(Source records)
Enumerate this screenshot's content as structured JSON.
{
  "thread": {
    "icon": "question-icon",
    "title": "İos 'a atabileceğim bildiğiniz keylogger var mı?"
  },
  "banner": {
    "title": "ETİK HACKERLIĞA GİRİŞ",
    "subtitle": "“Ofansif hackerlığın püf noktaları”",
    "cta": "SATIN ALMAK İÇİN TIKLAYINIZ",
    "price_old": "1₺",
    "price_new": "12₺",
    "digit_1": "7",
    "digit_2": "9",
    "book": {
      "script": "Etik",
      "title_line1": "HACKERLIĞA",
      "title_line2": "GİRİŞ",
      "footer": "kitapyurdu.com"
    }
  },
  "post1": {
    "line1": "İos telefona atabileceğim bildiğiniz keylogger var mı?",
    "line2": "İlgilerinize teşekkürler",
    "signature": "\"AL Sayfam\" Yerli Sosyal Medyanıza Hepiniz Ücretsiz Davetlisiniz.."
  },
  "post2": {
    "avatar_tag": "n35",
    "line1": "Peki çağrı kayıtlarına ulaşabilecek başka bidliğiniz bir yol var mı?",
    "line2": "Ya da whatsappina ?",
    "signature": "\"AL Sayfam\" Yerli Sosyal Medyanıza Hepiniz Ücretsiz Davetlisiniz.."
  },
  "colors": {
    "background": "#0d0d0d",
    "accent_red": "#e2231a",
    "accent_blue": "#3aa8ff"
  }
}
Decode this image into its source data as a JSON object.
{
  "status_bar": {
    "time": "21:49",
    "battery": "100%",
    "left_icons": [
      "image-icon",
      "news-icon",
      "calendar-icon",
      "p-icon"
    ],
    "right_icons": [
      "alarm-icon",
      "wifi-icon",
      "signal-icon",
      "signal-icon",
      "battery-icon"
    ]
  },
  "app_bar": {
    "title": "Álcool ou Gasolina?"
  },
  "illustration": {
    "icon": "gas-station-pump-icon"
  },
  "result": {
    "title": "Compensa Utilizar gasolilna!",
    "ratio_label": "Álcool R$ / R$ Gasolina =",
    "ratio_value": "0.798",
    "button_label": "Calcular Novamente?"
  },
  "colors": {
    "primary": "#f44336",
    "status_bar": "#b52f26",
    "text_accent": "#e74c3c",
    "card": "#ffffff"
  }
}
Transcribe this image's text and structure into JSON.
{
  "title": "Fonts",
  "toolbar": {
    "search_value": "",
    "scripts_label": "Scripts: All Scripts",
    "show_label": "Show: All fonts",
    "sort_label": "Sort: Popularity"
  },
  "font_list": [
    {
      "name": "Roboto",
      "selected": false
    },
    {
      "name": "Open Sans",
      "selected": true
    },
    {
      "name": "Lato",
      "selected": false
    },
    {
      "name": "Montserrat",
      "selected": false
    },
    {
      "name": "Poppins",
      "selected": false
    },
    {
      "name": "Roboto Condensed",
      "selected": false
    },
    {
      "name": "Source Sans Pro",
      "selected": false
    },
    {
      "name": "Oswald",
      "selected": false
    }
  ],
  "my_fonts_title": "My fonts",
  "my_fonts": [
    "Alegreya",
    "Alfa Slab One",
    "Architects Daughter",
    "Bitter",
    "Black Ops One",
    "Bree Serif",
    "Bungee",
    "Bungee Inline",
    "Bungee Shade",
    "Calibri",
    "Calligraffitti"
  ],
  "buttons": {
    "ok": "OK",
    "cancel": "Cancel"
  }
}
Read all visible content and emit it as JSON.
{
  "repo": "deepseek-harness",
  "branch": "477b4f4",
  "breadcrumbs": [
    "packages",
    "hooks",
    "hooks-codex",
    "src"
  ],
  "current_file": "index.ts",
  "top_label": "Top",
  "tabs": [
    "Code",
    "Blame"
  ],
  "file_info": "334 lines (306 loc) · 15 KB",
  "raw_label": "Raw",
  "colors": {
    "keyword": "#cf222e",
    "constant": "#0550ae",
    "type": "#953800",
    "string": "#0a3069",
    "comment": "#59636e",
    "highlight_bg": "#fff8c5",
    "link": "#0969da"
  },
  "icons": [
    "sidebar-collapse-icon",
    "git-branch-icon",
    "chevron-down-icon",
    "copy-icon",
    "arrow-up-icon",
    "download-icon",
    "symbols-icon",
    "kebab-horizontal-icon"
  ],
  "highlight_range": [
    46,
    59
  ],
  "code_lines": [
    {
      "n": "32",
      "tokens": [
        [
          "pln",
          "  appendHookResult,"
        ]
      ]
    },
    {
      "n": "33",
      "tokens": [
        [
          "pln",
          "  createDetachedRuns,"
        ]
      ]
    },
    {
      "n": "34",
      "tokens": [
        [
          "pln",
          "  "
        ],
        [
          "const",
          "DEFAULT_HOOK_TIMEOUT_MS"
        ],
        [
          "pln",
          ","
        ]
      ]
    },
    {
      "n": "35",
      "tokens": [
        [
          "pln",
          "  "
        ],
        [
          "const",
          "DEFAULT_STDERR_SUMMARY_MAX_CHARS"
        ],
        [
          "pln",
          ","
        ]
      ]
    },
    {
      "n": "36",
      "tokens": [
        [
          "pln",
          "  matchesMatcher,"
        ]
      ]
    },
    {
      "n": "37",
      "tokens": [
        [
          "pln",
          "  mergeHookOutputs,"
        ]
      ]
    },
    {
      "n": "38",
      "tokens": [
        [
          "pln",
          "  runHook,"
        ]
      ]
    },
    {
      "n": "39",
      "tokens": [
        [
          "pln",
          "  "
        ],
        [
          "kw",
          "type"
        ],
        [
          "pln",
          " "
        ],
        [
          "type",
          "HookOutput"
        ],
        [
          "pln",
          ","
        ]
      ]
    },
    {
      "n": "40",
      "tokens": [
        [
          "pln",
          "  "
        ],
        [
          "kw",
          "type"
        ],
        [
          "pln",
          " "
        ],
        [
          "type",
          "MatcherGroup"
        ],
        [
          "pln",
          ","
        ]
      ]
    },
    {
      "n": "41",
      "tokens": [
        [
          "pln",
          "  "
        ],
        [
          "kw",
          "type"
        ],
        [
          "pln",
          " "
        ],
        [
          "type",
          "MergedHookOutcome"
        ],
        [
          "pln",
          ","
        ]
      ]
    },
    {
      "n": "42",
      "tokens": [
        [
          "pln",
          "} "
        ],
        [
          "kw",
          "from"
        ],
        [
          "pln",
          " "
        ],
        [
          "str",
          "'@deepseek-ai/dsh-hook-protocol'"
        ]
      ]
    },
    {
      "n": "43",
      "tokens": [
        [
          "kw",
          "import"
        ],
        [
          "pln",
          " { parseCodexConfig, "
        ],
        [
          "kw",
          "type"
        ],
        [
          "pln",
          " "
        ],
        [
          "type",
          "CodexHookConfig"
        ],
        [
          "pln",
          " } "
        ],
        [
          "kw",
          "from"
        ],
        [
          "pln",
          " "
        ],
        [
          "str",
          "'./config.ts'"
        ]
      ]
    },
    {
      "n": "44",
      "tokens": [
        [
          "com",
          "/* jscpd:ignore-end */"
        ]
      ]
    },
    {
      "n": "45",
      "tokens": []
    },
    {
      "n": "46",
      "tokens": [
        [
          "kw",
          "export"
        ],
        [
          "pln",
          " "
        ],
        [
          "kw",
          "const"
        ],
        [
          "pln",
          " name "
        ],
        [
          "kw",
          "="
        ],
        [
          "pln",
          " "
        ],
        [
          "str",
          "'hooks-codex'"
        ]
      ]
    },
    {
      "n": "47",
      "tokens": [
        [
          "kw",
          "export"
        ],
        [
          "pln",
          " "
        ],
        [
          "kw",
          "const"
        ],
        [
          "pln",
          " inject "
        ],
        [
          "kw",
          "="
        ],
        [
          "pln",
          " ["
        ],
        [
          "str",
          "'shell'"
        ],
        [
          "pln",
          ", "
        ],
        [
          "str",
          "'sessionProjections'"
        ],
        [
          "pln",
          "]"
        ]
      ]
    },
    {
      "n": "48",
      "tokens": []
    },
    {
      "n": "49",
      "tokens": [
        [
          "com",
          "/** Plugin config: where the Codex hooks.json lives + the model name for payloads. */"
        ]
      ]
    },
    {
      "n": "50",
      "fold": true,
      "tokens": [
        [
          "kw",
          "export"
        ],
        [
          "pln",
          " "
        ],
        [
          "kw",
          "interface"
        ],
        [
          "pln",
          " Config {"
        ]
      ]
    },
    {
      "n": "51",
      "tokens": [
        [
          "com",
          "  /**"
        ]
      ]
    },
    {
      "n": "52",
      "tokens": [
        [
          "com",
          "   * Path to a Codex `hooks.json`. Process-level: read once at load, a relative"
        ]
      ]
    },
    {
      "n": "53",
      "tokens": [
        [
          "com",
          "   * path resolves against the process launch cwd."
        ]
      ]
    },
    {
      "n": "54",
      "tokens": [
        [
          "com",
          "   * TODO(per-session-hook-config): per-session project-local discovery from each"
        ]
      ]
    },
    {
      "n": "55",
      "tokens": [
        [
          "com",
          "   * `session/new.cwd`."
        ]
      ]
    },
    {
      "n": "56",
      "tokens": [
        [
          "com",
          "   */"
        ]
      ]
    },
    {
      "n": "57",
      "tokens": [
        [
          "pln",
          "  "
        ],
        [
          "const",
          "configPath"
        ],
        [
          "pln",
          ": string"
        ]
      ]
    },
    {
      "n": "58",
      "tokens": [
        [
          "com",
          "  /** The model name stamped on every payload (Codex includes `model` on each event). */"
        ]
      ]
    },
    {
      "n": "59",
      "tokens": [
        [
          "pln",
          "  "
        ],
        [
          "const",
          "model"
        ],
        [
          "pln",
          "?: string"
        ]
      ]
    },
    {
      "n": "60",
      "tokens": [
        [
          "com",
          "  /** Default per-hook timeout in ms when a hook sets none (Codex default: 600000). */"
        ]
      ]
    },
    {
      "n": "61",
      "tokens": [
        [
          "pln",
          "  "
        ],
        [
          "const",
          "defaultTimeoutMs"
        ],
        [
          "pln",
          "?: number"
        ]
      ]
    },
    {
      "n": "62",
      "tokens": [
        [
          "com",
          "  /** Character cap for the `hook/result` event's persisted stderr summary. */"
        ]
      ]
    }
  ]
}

_GIVEN TASK_. Search the data for "Gasolina" and list every line in which it occurs.

_RESPONSE TO THIS EXERCISE_.
    "title": "Álcool ou Gasolina?"
    "ratio_label": "Álcool R$ / R$ Gasolina =",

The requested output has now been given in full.